[Extracts from a graphics dataset]
^^^^^^^^

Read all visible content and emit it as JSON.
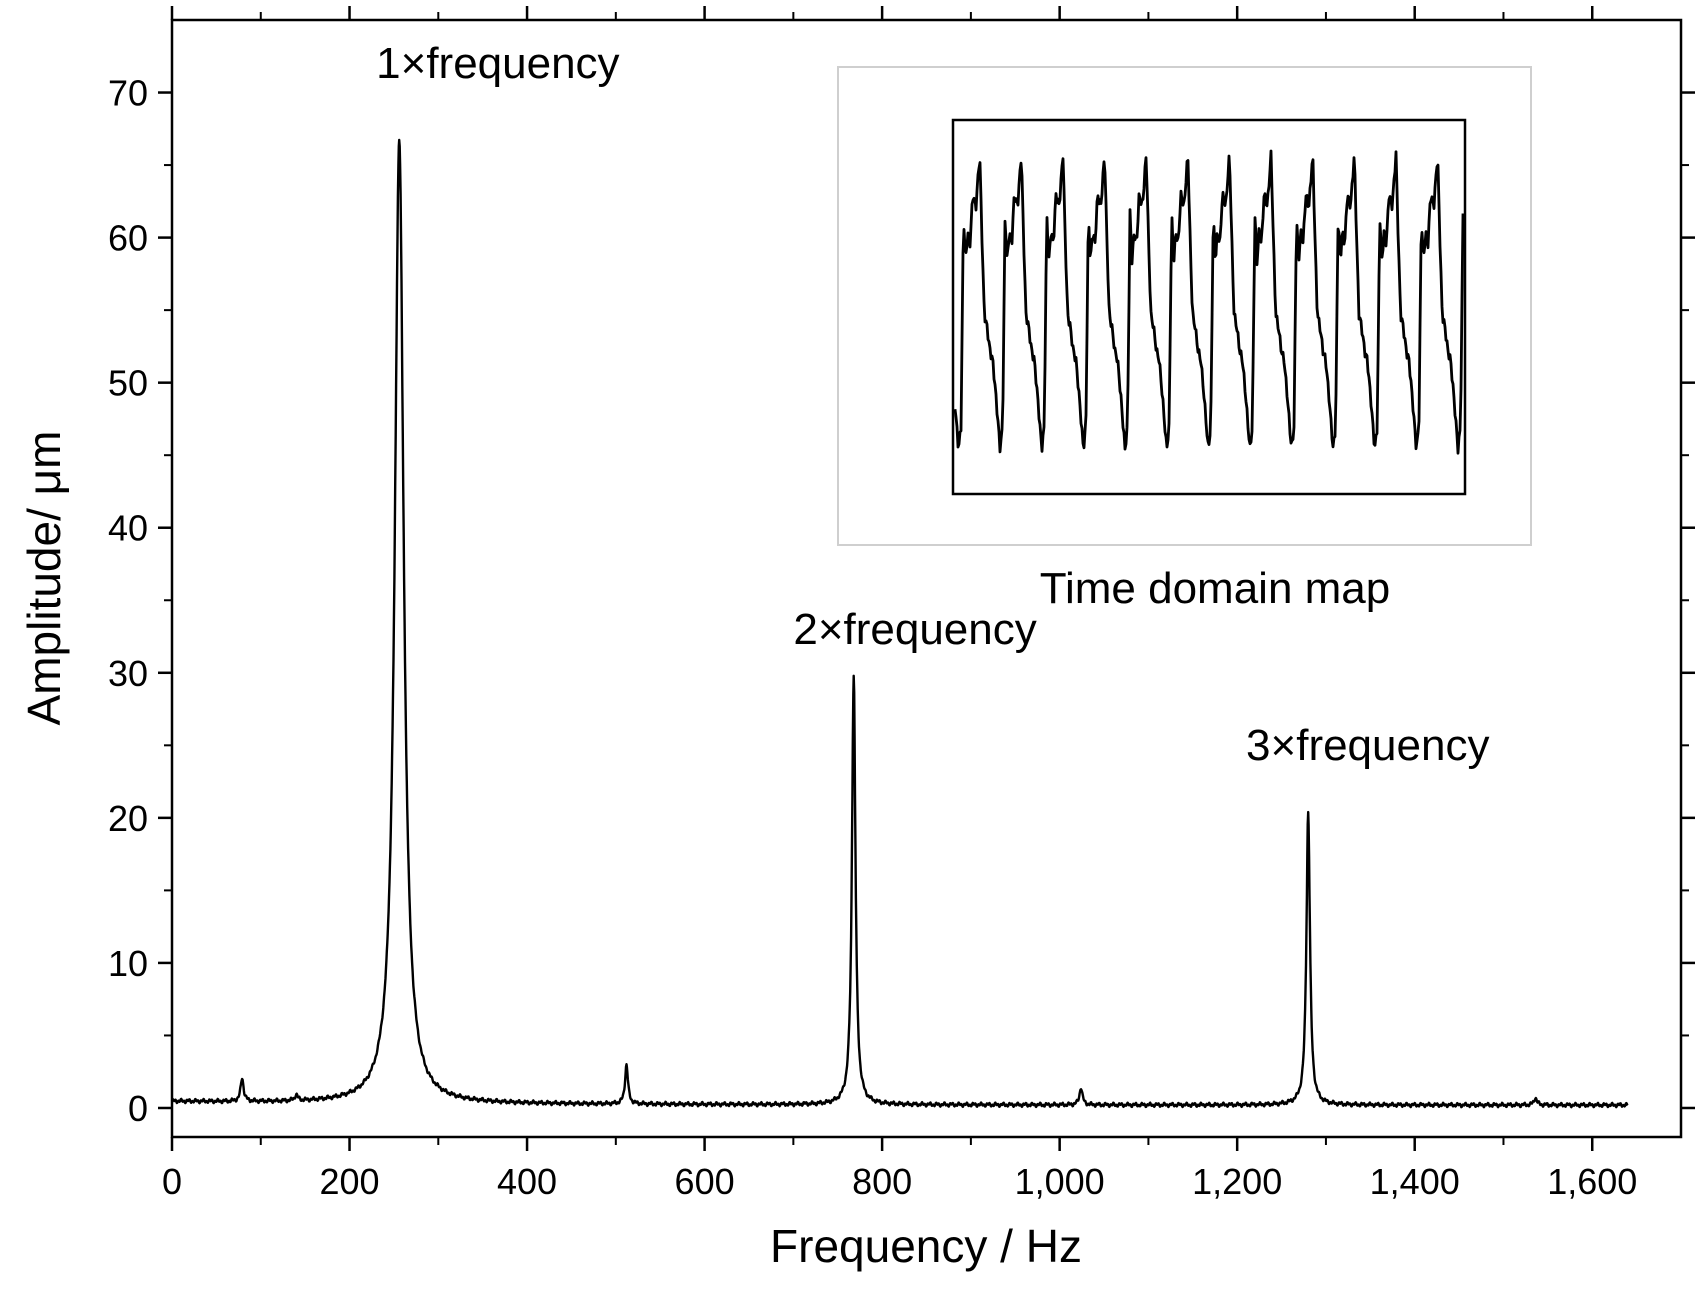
{
  "chart_data": {
    "type": "line",
    "title": "",
    "xlabel": "Frequency / Hz",
    "ylabel": "Amplitude/ μm",
    "xlim": [
      0,
      1700
    ],
    "ylim": [
      -2,
      75
    ],
    "x_ticks": [
      0,
      200,
      400,
      600,
      800,
      1000,
      1200,
      1400,
      1600
    ],
    "x_tick_labels": [
      "0",
      "200",
      "400",
      "600",
      "800",
      "1,000",
      "1,200",
      "1,400",
      "1,600"
    ],
    "y_ticks": [
      0,
      10,
      20,
      30,
      40,
      50,
      60,
      70
    ],
    "y_tick_labels": [
      "0",
      "10",
      "20",
      "30",
      "40",
      "50",
      "60",
      "70"
    ],
    "grid": false,
    "color": "#000000",
    "series": [
      {
        "peaks": [
          {
            "x": 79,
            "y": 1.9
          },
          {
            "x": 140,
            "y": 0.7
          },
          {
            "x": 256,
            "y": 66.8
          },
          {
            "x": 512,
            "y": 3.0
          },
          {
            "x": 768,
            "y": 29.9
          },
          {
            "x": 1024,
            "y": 1.5
          },
          {
            "x": 1280,
            "y": 20.5
          },
          {
            "x": 1536,
            "y": 0.8
          }
        ],
        "x_end": 1640
      }
    ],
    "annotations": [
      {
        "text": "1×frequency",
        "x": 230,
        "y": 71
      },
      {
        "text": "2×frequency",
        "x": 700,
        "y": 32
      },
      {
        "text": "3×frequency",
        "x": 1210,
        "y": 24
      }
    ],
    "inset": {
      "caption": "Time domain map",
      "type": "line",
      "cycles": 12
    }
  }
}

^^^^^^^^

Reproduce each entry precisely, dropping only the pictures.

Exercise output:
Read all visible content and emit it as JSON.
{
  "chart_data": {
    "type": "line",
    "title": "",
    "xlabel": "Frequency / Hz",
    "ylabel": "Amplitude/ μm",
    "xlim": [
      0,
      1700
    ],
    "ylim": [
      -2,
      75
    ],
    "x_ticks": [
      0,
      200,
      400,
      600,
      800,
      1000,
      1200,
      1400,
      1600
    ],
    "x_tick_labels": [
      "0",
      "200",
      "400",
      "600",
      "800",
      "1,000",
      "1,200",
      "1,400",
      "1,600"
    ],
    "y_ticks": [
      0,
      10,
      20,
      30,
      40,
      50,
      60,
      70
    ],
    "y_tick_labels": [
      "0",
      "10",
      "20",
      "30",
      "40",
      "50",
      "60",
      "70"
    ],
    "grid": false,
    "color": "#000000",
    "series": [
      {
        "peaks": [
          {
            "x": 79,
            "y": 1.9
          },
          {
            "x": 140,
            "y": 0.7
          },
          {
            "x": 256,
            "y": 66.8
          },
          {
            "x": 512,
            "y": 3.0
          },
          {
            "x": 768,
            "y": 29.9
          },
          {
            "x": 1024,
            "y": 1.5
          },
          {
            "x": 1280,
            "y": 20.5
          },
          {
            "x": 1536,
            "y": 0.8
          }
        ],
        "x_end": 1640
      }
    ],
    "annotations": [
      {
        "text": "1×frequency",
        "x": 230,
        "y": 71
      },
      {
        "text": "2×frequency",
        "x": 700,
        "y": 32
      },
      {
        "text": "3×frequency",
        "x": 1210,
        "y": 24
      }
    ],
    "inset": {
      "caption": "Time domain map",
      "type": "line",
      "cycles": 12
    }
  }
}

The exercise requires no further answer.